-------- Data to process

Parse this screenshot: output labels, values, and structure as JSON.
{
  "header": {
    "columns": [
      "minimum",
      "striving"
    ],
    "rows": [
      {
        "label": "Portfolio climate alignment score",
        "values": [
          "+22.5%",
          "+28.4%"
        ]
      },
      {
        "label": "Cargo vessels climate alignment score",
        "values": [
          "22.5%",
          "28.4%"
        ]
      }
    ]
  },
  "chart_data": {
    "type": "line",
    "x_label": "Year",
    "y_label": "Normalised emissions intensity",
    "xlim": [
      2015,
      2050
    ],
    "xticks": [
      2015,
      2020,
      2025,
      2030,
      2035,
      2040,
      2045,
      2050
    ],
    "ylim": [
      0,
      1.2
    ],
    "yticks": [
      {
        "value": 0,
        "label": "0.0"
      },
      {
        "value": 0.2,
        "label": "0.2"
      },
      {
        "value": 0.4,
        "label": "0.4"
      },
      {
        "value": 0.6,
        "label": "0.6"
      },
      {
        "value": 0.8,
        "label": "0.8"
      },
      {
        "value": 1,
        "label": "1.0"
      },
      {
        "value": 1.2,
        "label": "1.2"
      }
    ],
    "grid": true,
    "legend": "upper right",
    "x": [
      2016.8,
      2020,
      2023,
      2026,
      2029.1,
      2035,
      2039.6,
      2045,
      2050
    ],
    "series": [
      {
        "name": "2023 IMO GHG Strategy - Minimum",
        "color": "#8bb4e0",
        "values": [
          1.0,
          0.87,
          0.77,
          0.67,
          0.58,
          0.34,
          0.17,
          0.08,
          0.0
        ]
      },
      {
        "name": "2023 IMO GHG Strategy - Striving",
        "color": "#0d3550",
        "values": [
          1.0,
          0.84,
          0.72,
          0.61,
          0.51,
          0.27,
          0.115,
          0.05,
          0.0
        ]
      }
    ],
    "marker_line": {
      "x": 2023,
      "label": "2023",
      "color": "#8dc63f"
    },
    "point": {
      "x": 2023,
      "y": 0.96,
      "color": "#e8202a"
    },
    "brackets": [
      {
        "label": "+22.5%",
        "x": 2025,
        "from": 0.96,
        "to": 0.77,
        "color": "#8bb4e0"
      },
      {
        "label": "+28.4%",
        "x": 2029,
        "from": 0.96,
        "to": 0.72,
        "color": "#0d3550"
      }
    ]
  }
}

----------------

* [Work required]: Where a line holds "score", copy that line.

* [Written solution]:
        "label": "Portfolio climate alignment score",
        "label": "Cargo vessels climate alignment score",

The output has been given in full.